• _Stored records_

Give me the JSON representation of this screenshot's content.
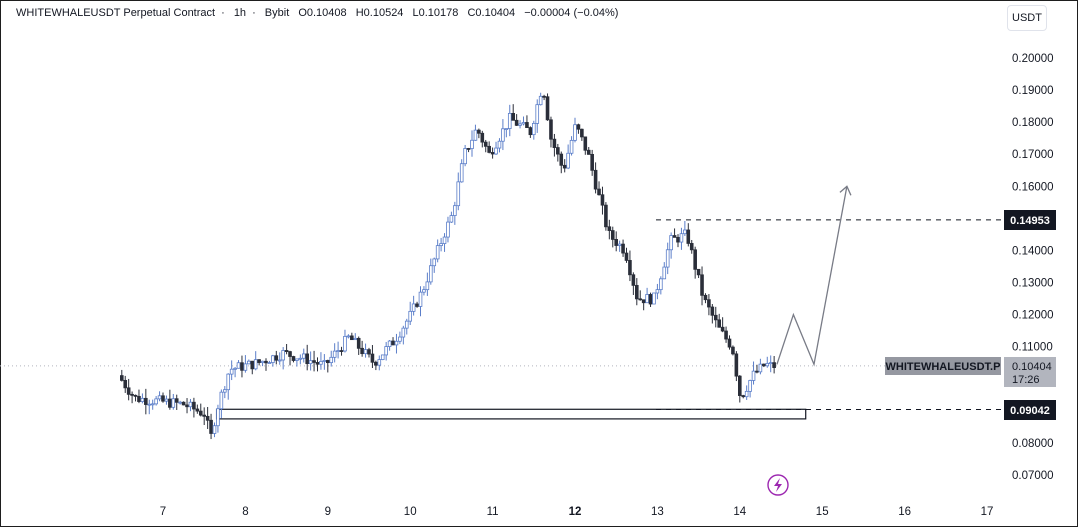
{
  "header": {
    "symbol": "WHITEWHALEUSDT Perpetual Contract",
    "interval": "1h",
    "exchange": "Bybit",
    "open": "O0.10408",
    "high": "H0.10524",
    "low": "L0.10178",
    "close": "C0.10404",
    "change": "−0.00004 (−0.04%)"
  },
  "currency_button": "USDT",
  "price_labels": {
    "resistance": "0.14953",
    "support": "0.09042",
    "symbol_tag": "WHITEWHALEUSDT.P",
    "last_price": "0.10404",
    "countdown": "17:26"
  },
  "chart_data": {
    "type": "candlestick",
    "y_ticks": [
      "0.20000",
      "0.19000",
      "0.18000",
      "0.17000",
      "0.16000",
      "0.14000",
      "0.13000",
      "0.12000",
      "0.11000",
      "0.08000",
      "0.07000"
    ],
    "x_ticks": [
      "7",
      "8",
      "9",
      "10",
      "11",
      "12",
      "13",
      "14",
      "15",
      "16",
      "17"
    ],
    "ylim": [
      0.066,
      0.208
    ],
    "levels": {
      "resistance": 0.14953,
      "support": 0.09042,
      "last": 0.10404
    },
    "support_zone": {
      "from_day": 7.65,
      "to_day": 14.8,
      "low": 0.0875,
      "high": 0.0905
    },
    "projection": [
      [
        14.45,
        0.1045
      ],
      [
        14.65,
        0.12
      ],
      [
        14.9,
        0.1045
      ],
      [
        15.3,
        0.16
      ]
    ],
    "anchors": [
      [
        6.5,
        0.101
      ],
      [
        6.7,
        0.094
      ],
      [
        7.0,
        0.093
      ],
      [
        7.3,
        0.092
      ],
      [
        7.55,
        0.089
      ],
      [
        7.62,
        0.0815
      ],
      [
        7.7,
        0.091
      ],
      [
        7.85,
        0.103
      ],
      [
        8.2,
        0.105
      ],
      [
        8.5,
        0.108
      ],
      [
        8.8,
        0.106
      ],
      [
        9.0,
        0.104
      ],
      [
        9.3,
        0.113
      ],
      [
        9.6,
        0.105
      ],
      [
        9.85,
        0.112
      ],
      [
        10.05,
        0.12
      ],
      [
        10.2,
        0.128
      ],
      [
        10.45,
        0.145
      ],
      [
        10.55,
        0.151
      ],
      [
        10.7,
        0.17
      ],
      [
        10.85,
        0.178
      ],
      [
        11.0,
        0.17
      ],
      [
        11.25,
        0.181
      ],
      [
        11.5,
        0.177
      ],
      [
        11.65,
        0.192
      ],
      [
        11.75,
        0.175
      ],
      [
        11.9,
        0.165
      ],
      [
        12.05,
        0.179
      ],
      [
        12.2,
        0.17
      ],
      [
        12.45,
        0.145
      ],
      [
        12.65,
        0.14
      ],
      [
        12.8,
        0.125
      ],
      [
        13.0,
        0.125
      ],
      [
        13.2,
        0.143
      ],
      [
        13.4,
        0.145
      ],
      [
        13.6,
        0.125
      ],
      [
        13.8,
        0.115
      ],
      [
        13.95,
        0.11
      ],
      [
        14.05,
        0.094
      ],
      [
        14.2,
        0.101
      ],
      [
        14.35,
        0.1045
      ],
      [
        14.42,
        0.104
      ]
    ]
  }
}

• _Task goal_
Images in the data above are to be skipped. Retype all other material exactly.

• _Output for this exercise_
Give me the JSON representation of this screenshot's content.
{
  "header": {
    "symbol": "WHITEWHALEUSDT Perpetual Contract",
    "interval": "1h",
    "exchange": "Bybit",
    "open": "O0.10408",
    "high": "H0.10524",
    "low": "L0.10178",
    "close": "C0.10404",
    "change": "−0.00004 (−0.04%)"
  },
  "currency_button": "USDT",
  "price_labels": {
    "resistance": "0.14953",
    "support": "0.09042",
    "symbol_tag": "WHITEWHALEUSDT.P",
    "last_price": "0.10404",
    "countdown": "17:26"
  },
  "chart_data": {
    "type": "candlestick",
    "y_ticks": [
      "0.20000",
      "0.19000",
      "0.18000",
      "0.17000",
      "0.16000",
      "0.14000",
      "0.13000",
      "0.12000",
      "0.11000",
      "0.08000",
      "0.07000"
    ],
    "x_ticks": [
      "7",
      "8",
      "9",
      "10",
      "11",
      "12",
      "13",
      "14",
      "15",
      "16",
      "17"
    ],
    "ylim": [
      0.066,
      0.208
    ],
    "levels": {
      "resistance": 0.14953,
      "support": 0.09042,
      "last": 0.10404
    },
    "support_zone": {
      "from_day": 7.65,
      "to_day": 14.8,
      "low": 0.0875,
      "high": 0.0905
    },
    "projection": [
      [
        14.45,
        0.1045
      ],
      [
        14.65,
        0.12
      ],
      [
        14.9,
        0.1045
      ],
      [
        15.3,
        0.16
      ]
    ],
    "anchors": [
      [
        6.5,
        0.101
      ],
      [
        6.7,
        0.094
      ],
      [
        7.0,
        0.093
      ],
      [
        7.3,
        0.092
      ],
      [
        7.55,
        0.089
      ],
      [
        7.62,
        0.0815
      ],
      [
        7.7,
        0.091
      ],
      [
        7.85,
        0.103
      ],
      [
        8.2,
        0.105
      ],
      [
        8.5,
        0.108
      ],
      [
        8.8,
        0.106
      ],
      [
        9.0,
        0.104
      ],
      [
        9.3,
        0.113
      ],
      [
        9.6,
        0.105
      ],
      [
        9.85,
        0.112
      ],
      [
        10.05,
        0.12
      ],
      [
        10.2,
        0.128
      ],
      [
        10.45,
        0.145
      ],
      [
        10.55,
        0.151
      ],
      [
        10.7,
        0.17
      ],
      [
        10.85,
        0.178
      ],
      [
        11.0,
        0.17
      ],
      [
        11.25,
        0.181
      ],
      [
        11.5,
        0.177
      ],
      [
        11.65,
        0.192
      ],
      [
        11.75,
        0.175
      ],
      [
        11.9,
        0.165
      ],
      [
        12.05,
        0.179
      ],
      [
        12.2,
        0.17
      ],
      [
        12.45,
        0.145
      ],
      [
        12.65,
        0.14
      ],
      [
        12.8,
        0.125
      ],
      [
        13.0,
        0.125
      ],
      [
        13.2,
        0.143
      ],
      [
        13.4,
        0.145
      ],
      [
        13.6,
        0.125
      ],
      [
        13.8,
        0.115
      ],
      [
        13.95,
        0.11
      ],
      [
        14.05,
        0.094
      ],
      [
        14.2,
        0.101
      ],
      [
        14.35,
        0.1045
      ],
      [
        14.42,
        0.104
      ]
    ]
  }
}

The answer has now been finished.